▸ **Information supplied**

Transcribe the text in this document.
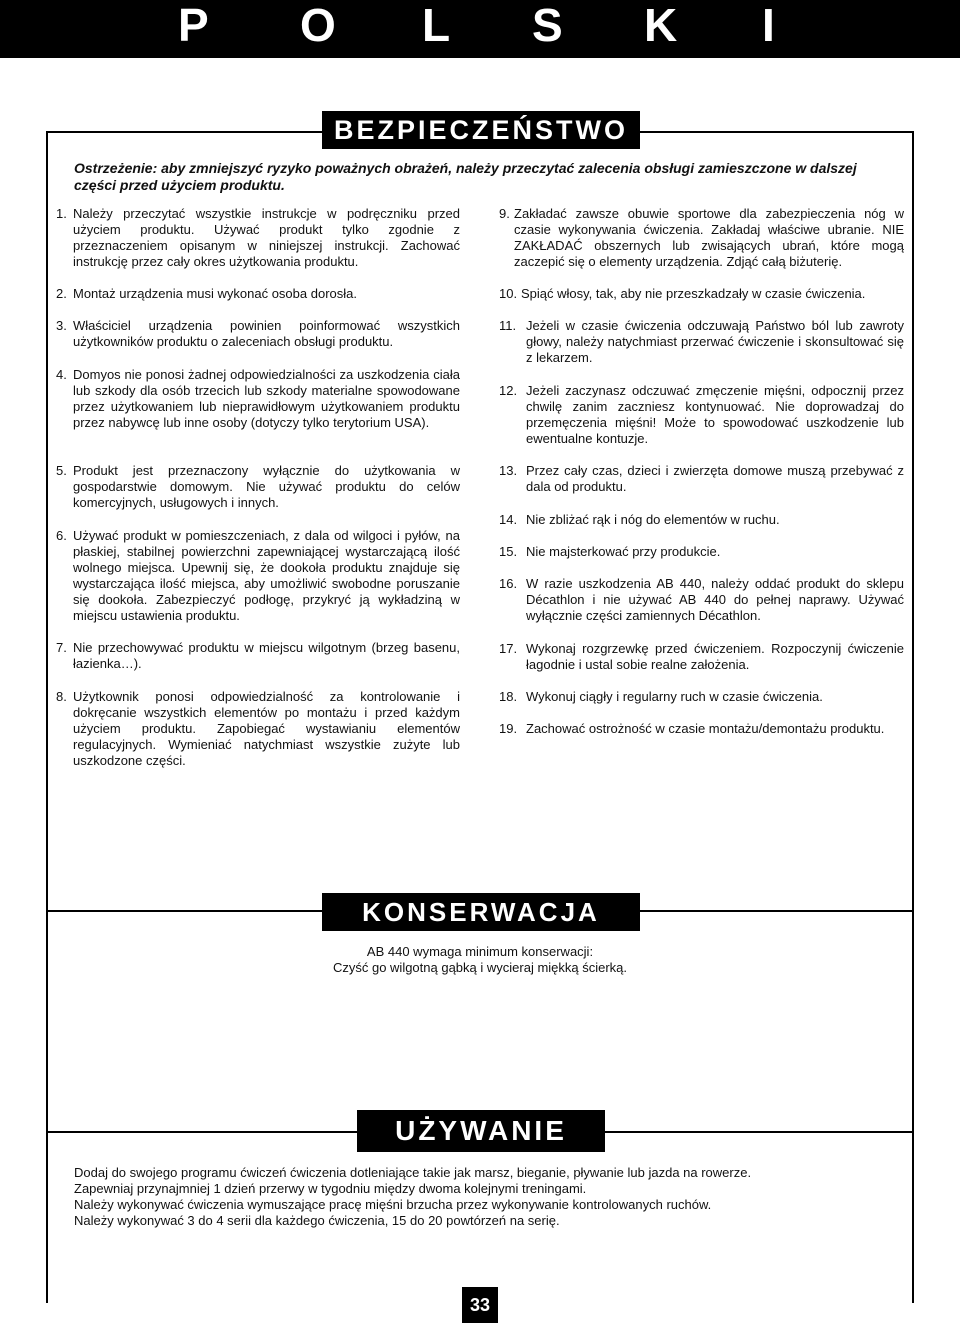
P O L S K I
BEZPIECZEŃSTWO

Ostrzeżenie: aby zmniejszyć ryzyko poważnych obrażeń, należy przeczytać zalecenia obsługi zamieszczone w dalszej części przed użyciem produktu.

1. Należy przeczytać wszystkie instrukcje w podręczniku przed użyciem produktu. Używać produkt tylko zgodnie z przeznaczeniem opisanym w niniejszej instrukcji. Zachować instrukcję przez cały okres użytkowania produktu.
2. Montaż urządzenia musi wykonać osoba dorosła.
3. Właściciel urządzenia powinien poinformować wszystkich użytkowników produktu o zaleceniach obsługi produktu.
4. Domyos nie ponosi żadnej odpowiedzialności za uszkodzenia ciała lub szkody dla osób trzecich lub szkody materialne spowodowane przez użytkowaniem lub nieprawidłowym użytkowaniem produktu przez nabywcę lub inne osoby (dotyczy tylko terytorium USA).
5. Produkt jest przeznaczony wyłącznie do użytkowania w gospodarstwie domowym. Nie używać produktu do celów komercyjnych, usługowych i innych.
6. Używać produkt w pomieszczeniach, z dala od wilgoci i pyłów, na płaskiej, stabilnej powierzchni zapewniającej wystarczającą ilość wolnego miejsca. Upewnij się, że dookoła produktu znajduje się wystarczająca ilość miejsca, aby umożliwić swobodne poruszanie się dookoła. Zabezpieczyć podłogę, przykryć ją wykładziną w miejscu ustawienia produktu.
7. Nie przechowywać produktu w miejscu wilgotnym (brzeg basenu, łazienka…).
8. Użytkownik ponosi odpowiedzialność za kontrolowanie i dokręcanie wszystkich elementów po montażu i przed każdym użyciem produktu. Zapobiegać wystawianiu elementów regulacyjnych. Wymieniać natychmiast wszystkie zużyte lub uszkodzone części.
9. Zakładać zawsze obuwie sportowe dla zabezpieczenia nóg w czasie wykonywania ćwiczenia. Zakładaj właściwe ubranie. NIE ZAKŁADAĆ obszernych lub zwisających ubrań, które mogą zaczepić się o elementy urządzenia. Zdjąć całą biżuterię.
10. Spiąć włosy, tak, aby nie przeszkadzały w czasie ćwiczenia.
11. Jeżeli w czasie ćwiczenia odczuwają Państwo ból lub zawroty głowy, należy natychmiast przerwać ćwiczenie i skonsultować się z lekarzem.
12. Jeżeli zaczynasz odczuwać zmęczenie mięśni, odpocznij przez chwilę zanim zaczniesz kontynuować. Nie doprowadzaj do przemęczenia mięśni! Może to spowodować uszkodzenie lub ewentualne kontuzje.
13. Przez cały czas, dzieci i zwierzęta domowe muszą przebywać z dala od produktu.
14. Nie zbliżać rąk i nóg do elementów w ruchu.
15. Nie majsterkować przy produkcie.
16. W razie uszkodzenia AB 440, należy oddać produkt do sklepu Décathlon i nie używać AB 440 do pełnej naprawy. Używać wyłącznie części zamiennych Décathlon.
17. Wykonaj rozgrzewkę przed ćwiczeniem. Rozpoczynij ćwiczenie łagodnie i ustal sobie realne założenia.
18. Wykonuj ciągły i regularny ruch w czasie ćwiczenia.
19. Zachować ostrożność w czasie montażu/demontażu produktu.
KONSERWACJA
AB 440 wymaga minimum konserwacji:
Czyść go wilgotną gąbką i wycieraj miękką ścierką.
UŻYWANIE

Dodaj do swojego programu ćwiczeń ćwiczenia dotleniające takie jak marsz, bieganie, pływanie lub jazda na rowerze.

Zapewniaj przynajmniej 1 dzień przerwy w tygodniu między dwoma kolejnymi treningami.

Należy wykonywać ćwiczenia wymuszające pracę mięśni brzucha przez wykonywanie kontrolowanych ruchów.

Należy wykonywać 3 do 4 serii dla każdego ćwiczenia, 15 do 20 powtórzeń na serię.

33
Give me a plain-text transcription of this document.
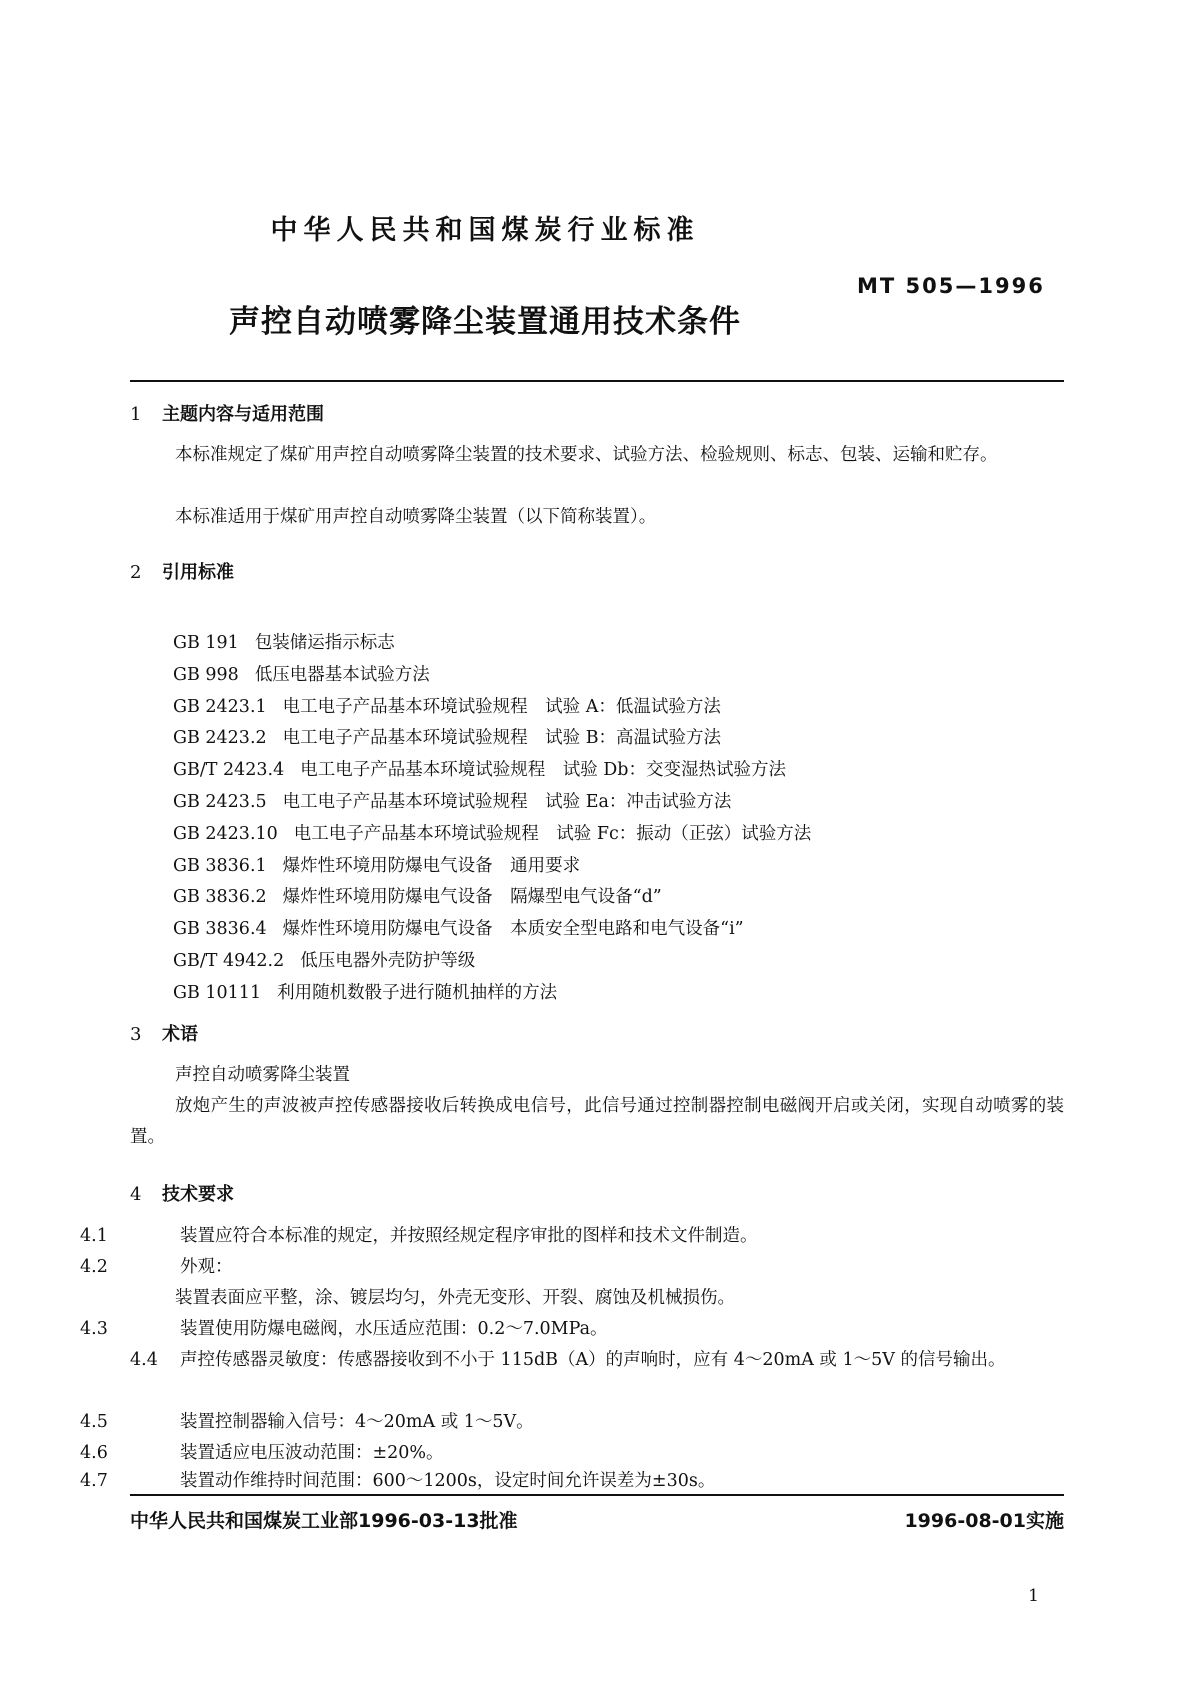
中华人民共和国煤炭行业标准
MT 505—1996
声控自动喷雾降尘装置通用技术条件
1 主题内容与适用范围
本标准规定了煤矿用声控自动喷雾降尘装置的技术要求、试验方法、检验规则、标志、包装、运输和贮存。
本标准适用于煤矿用声控自动喷雾降尘装置（以下简称装置）。
2 引用标准
GB 191 包装储运指示标志
GB 998 低压电器基本试验方法
GB 2423.1 电工电子产品基本环境试验规程　试验 A：低温试验方法
GB 2423.2 电工电子产品基本环境试验规程　试验 B：高温试验方法
GB/T 2423.4 电工电子产品基本环境试验规程　试验 Db：交变湿热试验方法
GB 2423.5 电工电子产品基本环境试验规程　试验 Ea：冲击试验方法
GB 2423.10 电工电子产品基本环境试验规程　试验 Fc：振动（正弦）试验方法
GB 3836.1 爆炸性环境用防爆电气设备　通用要求
GB 3836.2 爆炸性环境用防爆电气设备　隔爆型电气设备“d”
GB 3836.4 爆炸性环境用防爆电气设备　本质安全型电路和电气设备“i”
GB/T 4942.2 低压电器外壳防护等级
GB 10111 利用随机数骰子进行随机抽样的方法
3 术语
声控自动喷雾降尘装置
放炮产生的声波被声控传感器接收后转换成电信号，此信号通过控制器控制电磁阀开启或关闭，实现自动喷雾的装置。
4 技术要求
4.1	装置应符合本标准的规定，并按照经规定程序审批的图样和技术文件制造。
4.2	外观：
装置表面应平整，涂、镀层均匀，外壳无变形、开裂、腐蚀及机械损伤。
4.3	装置使用防爆电磁阀，水压适应范围：0.2～7.0MPa。
4.4 声控传感器灵敏度：传感器接收到不小于 115dB（A）的声响时，应有 4～20mA 或 1～5V 的信号输出。
4.5	装置控制器输入信号：4～20mA 或 1～5V。
4.6	装置适应电压波动范围：±20%。
4.7	装置动作维持时间范围：600～1200s，设定时间允许误差为±30s。
中华人民共和国煤炭工业部1996-03-13批准	1996-08-01实施
1
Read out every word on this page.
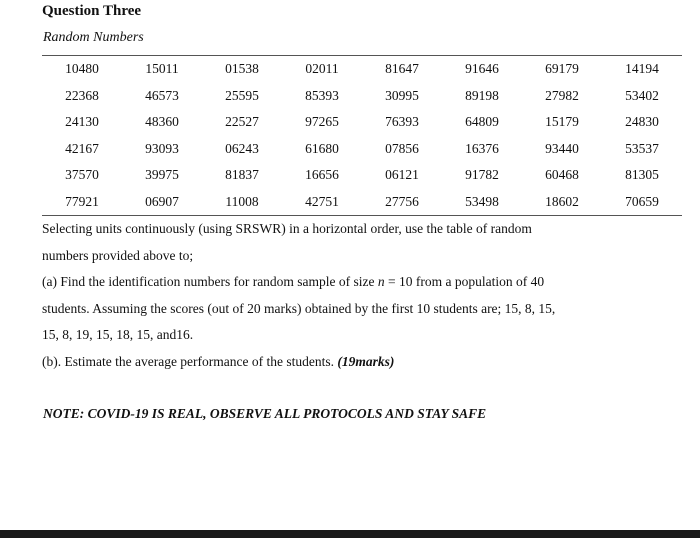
Question Three
Random Numbers
10480	15011	01538	02011	81647	91646	69179	14194
22368	46573	25595	85393	30995	89198	27982	53402
24130	48360	22527	97265	76393	64809	15179	24830
42167	93093	06243	61680	07856	16376	93440	53537
37570	39975	81837	16656	06121	91782	60468	81305
77921	06907	11008	42751	27756	53498	18602	70659

Selecting units continuously (using SRSWR) in a horizontal order, use the table of random

numbers provided above to;

(a) Find the identification numbers for random sample of size n = 10 from a population of 40

students. Assuming the scores (out of 20 marks) obtained by the first 10 students are; 15, 8, 15,

15, 8, 19, 15, 18, 15, and16.

(b). Estimate the average performance of the students. (19marks)

NOTE: COVID-19 IS REAL, OBSERVE ALL PROTOCOLS AND STAY SAFE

▸ **Aim**
Repeat each entry above word for word, leaving every picture out.

▸ **Answer below**
Transcribe the text in this document.
P O L S K I
BEZPIECZEŃSTWO

Ostrzeżenie: aby zmniejszyć ryzyko poważnych obrażeń, należy przeczytać zalecenia obsługi zamieszczone w dalszej części przed użyciem produktu.

1. Należy przeczytać wszystkie instrukcje w podręczniku przed użyciem produktu. Używać produkt tylko zgodnie z przeznaczeniem opisanym w niniejszej instrukcji. Zachować instrukcję przez cały okres użytkowania produktu.
2. Montaż urządzenia musi wykonać osoba dorosła.
3. Właściciel urządzenia powinien poinformować wszystkich użytkowników produktu o zaleceniach obsługi produktu.
4. Domyos nie ponosi żadnej odpowiedzialności za uszkodzenia ciała lub szkody dla osób trzecich lub szkody materialne spowodowane przez użytkowaniem lub nieprawidłowym użytkowaniem produktu przez nabywcę lub inne osoby (dotyczy tylko terytorium USA).
5. Produkt jest przeznaczony wyłącznie do użytkowania w gospodarstwie domowym. Nie używać produktu do celów komercyjnych, usługowych i innych.
6. Używać produkt w pomieszczeniach, z dala od wilgoci i pyłów, na płaskiej, stabilnej powierzchni zapewniającej wystarczającą ilość wolnego miejsca. Upewnij się, że dookoła produktu znajduje się wystarczająca ilość miejsca, aby umożliwić swobodne poruszanie się dookoła. Zabezpieczyć podłogę, przykryć ją wykładziną w miejscu ustawienia produktu.
7. Nie przechowywać produktu w miejscu wilgotnym (brzeg basenu, łazienka…).
8. Użytkownik ponosi odpowiedzialność za kontrolowanie i dokręcanie wszystkich elementów po montażu i przed każdym użyciem produktu. Zapobiegać wystawianiu elementów regulacyjnych. Wymieniać natychmiast wszystkie zużyte lub uszkodzone części.
9. Zakładać zawsze obuwie sportowe dla zabezpieczenia nóg w czasie wykonywania ćwiczenia. Zakładaj właściwe ubranie. NIE ZAKŁADAĆ obszernych lub zwisających ubrań, które mogą zaczepić się o elementy urządzenia. Zdjąć całą biżuterię.
10. Spiąć włosy, tak, aby nie przeszkadzały w czasie ćwiczenia.
11. Jeżeli w czasie ćwiczenia odczuwają Państwo ból lub zawroty głowy, należy natychmiast przerwać ćwiczenie i skonsultować się z lekarzem.
12. Jeżeli zaczynasz odczuwać zmęczenie mięśni, odpocznij przez chwilę zanim zaczniesz kontynuować. Nie doprowadzaj do przemęczenia mięśni! Może to spowodować uszkodzenie lub ewentualne kontuzje.
13. Przez cały czas, dzieci i zwierzęta domowe muszą przebywać z dala od produktu.
14. Nie zbliżać rąk i nóg do elementów w ruchu.
15. Nie majsterkować przy produkcie.
16. W razie uszkodzenia AB 440, należy oddać produkt do sklepu Décathlon i nie używać AB 440 do pełnej naprawy. Używać wyłącznie części zamiennych Décathlon.
17. Wykonaj rozgrzewkę przed ćwiczeniem. Rozpoczynij ćwiczenie łagodnie i ustal sobie realne założenia.
18. Wykonuj ciągły i regularny ruch w czasie ćwiczenia.
19. Zachować ostrożność w czasie montażu/demontażu produktu.
KONSERWACJA
AB 440 wymaga minimum konserwacji:
Czyść go wilgotną gąbką i wycieraj miękką ścierką.
UŻYWANIE

Dodaj do swojego programu ćwiczeń ćwiczenia dotleniające takie jak marsz, bieganie, pływanie lub jazda na rowerze.

Zapewniaj przynajmniej 1 dzień przerwy w tygodniu między dwoma kolejnymi treningami.

Należy wykonywać ćwiczenia wymuszające pracę mięśni brzucha przez wykonywanie kontrolowanych ruchów.

Należy wykonywać 3 do 4 serii dla każdego ćwiczenia, 15 do 20 powtórzeń na serię.

33
Give me a plain-text transcription of this document.
中华人民共和国煤炭行业标准
MT 505—1996
声控自动喷雾降尘装置通用技术条件
1 主题内容与适用范围
本标准规定了煤矿用声控自动喷雾降尘装置的技术要求、试验方法、检验规则、标志、包装、运输和贮存。
本标准适用于煤矿用声控自动喷雾降尘装置（以下简称装置）。
2 引用标准
GB 191 包装储运指示标志
GB 998 低压电器基本试验方法
GB 2423.1 电工电子产品基本环境试验规程　试验 A：低温试验方法
GB 2423.2 电工电子产品基本环境试验规程　试验 B：高温试验方法
GB/T 2423.4 电工电子产品基本环境试验规程　试验 Db：交变湿热试验方法
GB 2423.5 电工电子产品基本环境试验规程　试验 Ea：冲击试验方法
GB 2423.10 电工电子产品基本环境试验规程　试验 Fc：振动（正弦）试验方法
GB 3836.1 爆炸性环境用防爆电气设备　通用要求
GB 3836.2 爆炸性环境用防爆电气设备　隔爆型电气设备“d”
GB 3836.4 爆炸性环境用防爆电气设备　本质安全型电路和电气设备“i”
GB/T 4942.2 低压电器外壳防护等级
GB 10111 利用随机数骰子进行随机抽样的方法
3 术语
声控自动喷雾降尘装置
放炮产生的声波被声控传感器接收后转换成电信号，此信号通过控制器控制电磁阀开启或关闭，实现自动喷雾的装置。
4 技术要求
4.1	装置应符合本标准的规定，并按照经规定程序审批的图样和技术文件制造。
4.2	外观：
装置表面应平整，涂、镀层均匀，外壳无变形、开裂、腐蚀及机械损伤。
4.3	装置使用防爆电磁阀，水压适应范围：0.2～7.0MPa。
4.4 声控传感器灵敏度：传感器接收到不小于 115dB（A）的声响时，应有 4～20mA 或 1～5V 的信号输出。
4.5	装置控制器输入信号：4～20mA 或 1～5V。
4.6	装置适应电压波动范围：±20%。
4.7	装置动作维持时间范围：600～1200s，设定时间允许误差为±30s。
中华人民共和国煤炭工业部1996-03-13批准	1996-08-01实施
1
Read out every word on this page.
Question Three
Random Numbers
10480	15011	01538	02011	81647	91646	69179	14194
22368	46573	25595	85393	30995	89198	27982	53402
24130	48360	22527	97265	76393	64809	15179	24830
42167	93093	06243	61680	07856	16376	93440	53537
37570	39975	81837	16656	06121	91782	60468	81305
77921	06907	11008	42751	27756	53498	18602	70659

Selecting units continuously (using SRSWR) in a horizontal order, use the table of random

numbers provided above to;

(a) Find the identification numbers for random sample of size n = 10 from a population of 40

students. Assuming the scores (out of 20 marks) obtained by the first 10 students are; 15, 8, 15,

15, 8, 19, 15, 18, 15, and16.

(b). Estimate the average performance of the students. (19marks)

NOTE: COVID-19 IS REAL, OBSERVE ALL PROTOCOLS AND STAY SAFE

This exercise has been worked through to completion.